-- Start Record extracts --

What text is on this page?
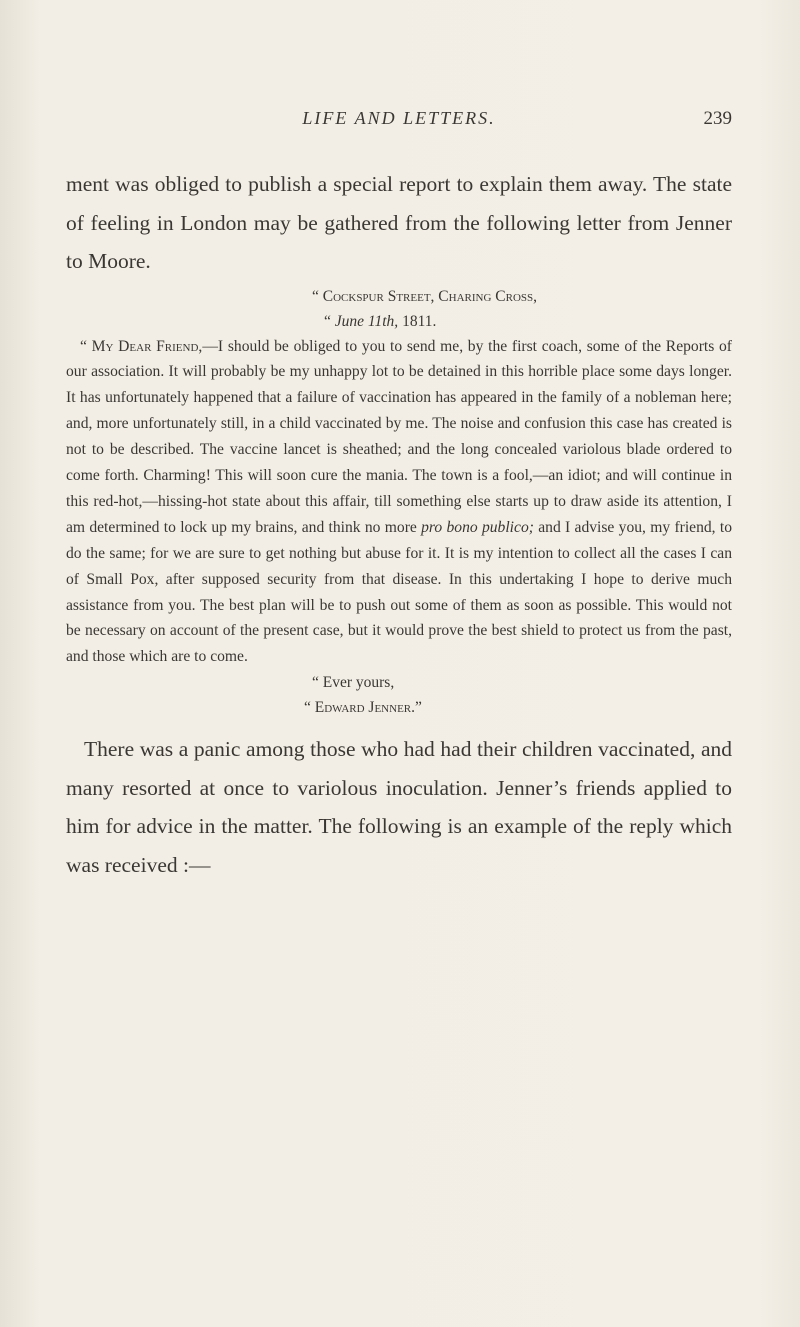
LIFE AND LETTERS.	239

ment was obliged to publish a special report to explain them away. The state of feeling in London may be gathered from the following letter from Jenner to Moore.

“ Cockspur Street, Charing Cross,
“ June 11th, 1811.

“ My Dear Friend,—I should be obliged to you to send me, by the first coach, some of the Reports of our association. It will probably be my unhappy lot to be detained in this horrible place some days longer. It has unfortunately happened that a failure of vaccination has appeared in the family of a nobleman here; and, more unfortunately still, in a child vaccinated by me. The noise and confusion this case has created is not to be described. The vaccine lancet is sheathed; and the long concealed variolous blade ordered to come forth. Charming! This will soon cure the mania. The town is a fool,—an idiot; and will continue in this red-hot,—hissing-hot state about this affair, till something else starts up to draw aside its attention, I am determined to lock up my brains, and think no more pro bono publico; and I advise you, my friend, to do the same; for we are sure to get nothing but abuse for it. It is my intention to collect all the cases I can of Small Pox, after supposed security from that disease. In this undertaking I hope to derive much assistance from you. The best plan will be to push out some of them as soon as possible. This would not be necessary on account of the present case, but it would prove the best shield to protect us from the past, and those which are to come.

“ Ever yours,
“ Edward Jenner.”

There was a panic among those who had had their children vaccinated, and many resorted at once to variolous inoculation. Jenner’s friends applied to him for advice in the matter. The following is an example of the reply which was received :—
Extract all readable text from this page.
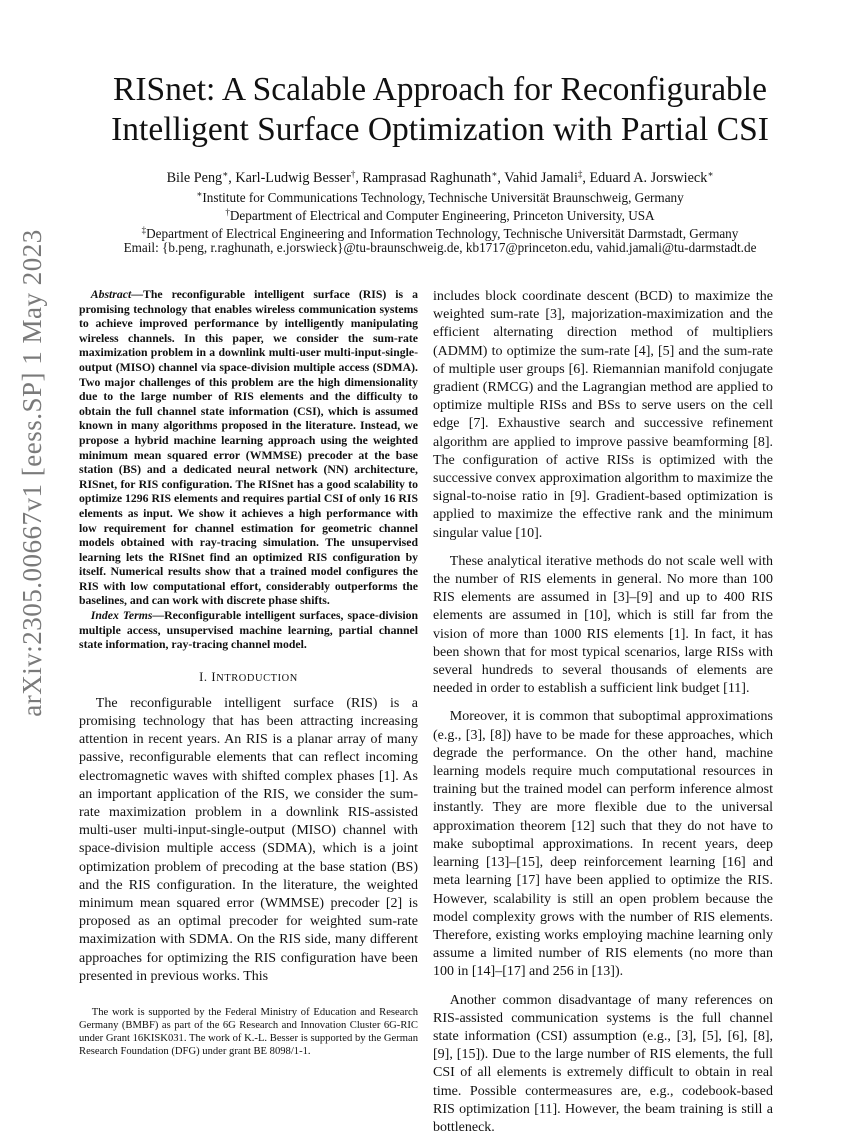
arXiv:2305.00667v1 [eess.SP] 1 May 2023
RISnet: A Scalable Approach for Reconfigurable
Intelligent Surface Optimization with Partial CSI
Bile Peng∗, Karl-Ludwig Besser†, Ramprasad Raghunath∗, Vahid Jamali‡, Eduard A. Jorswieck∗
∗Institute for Communications Technology, Technische Universität Braunschweig, Germany
†Department of Electrical and Computer Engineering, Princeton University, USA
‡Department of Electrical Engineering and Information Technology, Technische Universität Darmstadt, Germany
Email: {b.peng, r.raghunath, e.jorswieck}@tu-braunschweig.de, kb1717@princeton.edu, vahid.jamali@tu-darmstadt.de

Abstract—The reconfigurable intelligent surface (RIS) is a promising technology that enables wireless communication systems to achieve improved performance by intelligently manipulating wireless channels. In this paper, we consider the sum-rate maximization problem in a downlink multi-user multi-input-single-output (MISO) channel via space-division multiple access (SDMA). Two major challenges of this problem are the high dimensionality due to the large number of RIS elements and the difficulty to obtain the full channel state information (CSI), which is assumed known in many algorithms proposed in the literature. Instead, we propose a hybrid machine learning approach using the weighted minimum mean squared error (WMMSE) precoder at the base station (BS) and a dedicated neural network (NN) architecture, RISnet, for RIS configuration. The RISnet has a good scalability to optimize 1296 RIS elements and requires partial CSI of only 16 RIS elements as input. We show it achieves a high performance with low requirement for channel estimation for geometric channel models obtained with ray-tracing simulation. The unsupervised learning lets the RISnet find an optimized RIS configuration by itself. Numerical results show that a trained model configures the RIS with low computational effort, considerably outperforms the baselines, and can work with discrete phase shifts.

Index Terms—Reconfigurable intelligent surfaces, space-division multiple access, unsupervised machine learning, partial channel state information, ray-tracing channel model.

I. INTRODUCTION

The reconfigurable intelligent surface (RIS) is a promising technology that has been attracting increasing attention in recent years. An RIS is a planar array of many passive, reconfigurable elements that can reflect incoming electromagnetic waves with shifted complex phases [1]. As an important application of the RIS, we consider the sum-rate maximization problem in a downlink RIS-assisted multi-user multi-input-single-output (MISO) channel with space-division multiple access (SDMA), which is a joint optimization problem of precoding at the base station (BS) and the RIS configuration. In the literature, the weighted minimum mean squared error (WMMSE) precoder [2] is proposed as an optimal precoder for weighted sum-rate maximization with SDMA. On the RIS side, many different approaches for optimizing the RIS configuration have been presented in previous works. This

The work is supported by the Federal Ministry of Education and Research Germany (BMBF) as part of the 6G Research and Innovation Cluster 6G-RIC under Grant 16KISK031. The work of K.-L. Besser is supported by the German Research Foundation (DFG) under grant BE 8098/1-1.

includes block coordinate descent (BCD) to maximize the weighted sum-rate [3], majorization-maximization and the efficient alternating direction method of multipliers (ADMM) to optimize the sum-rate [4], [5] and the sum-rate of multiple user groups [6]. Riemannian manifold conjugate gradient (RMCG) and the Lagrangian method are applied to optimize multiple RISs and BSs to serve users on the cell edge [7]. Exhaustive search and successive refinement algorithm are applied to improve passive beamforming [8]. The configuration of active RISs is optimized with the successive convex approximation algorithm to maximize the signal-to-noise ratio in [9]. Gradient-based optimization is applied to maximize the effective rank and the minimum singular value [10].

These analytical iterative methods do not scale well with the number of RIS elements in general. No more than 100 RIS elements are assumed in [3]–[9] and up to 400 RIS elements are assumed in [10], which is still far from the vision of more than 1000 RIS elements [1]. In fact, it has been shown that for most typical scenarios, large RISs with several hundreds to several thousands of elements are needed in order to establish a sufficient link budget [11].

Moreover, it is common that suboptimal approximations (e.g., [3], [8]) have to be made for these approaches, which degrade the performance. On the other hand, machine learning models require much computational resources in training but the trained model can perform inference almost instantly. They are more flexible due to the universal approximation theorem [12] such that they do not have to make suboptimal approximations. In recent years, deep learning [13]–[15], deep reinforcement learning [16] and meta learning [17] have been applied to optimize the RIS. However, scalability is still an open problem because the model complexity grows with the number of RIS elements. Therefore, existing works employing machine learning only assume a limited number of RIS elements (no more than 100 in [14]–[17] and 256 in [13]).

Another common disadvantage of many references on RIS-assisted communication systems is the full channel state information (CSI) assumption (e.g., [3], [5], [6], [8], [9], [15]). Due to the large number of RIS elements, the full CSI of all elements is extremely difficult to obtain in real time. Possible contermeasures are, e.g., codebook-based RIS optimization [11]. However, the beam training is still a bottleneck.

-- End Record extracts --

▸ **What is expected**
Using the records given above, list every line that includes the word "Engineering".

▸ **Result of the task**
†Department of Electrical and Computer Engineering, Princeton University, USA
‡Department of Electrical Engineering and Information Technology, Technische Universität Darmstadt, Germany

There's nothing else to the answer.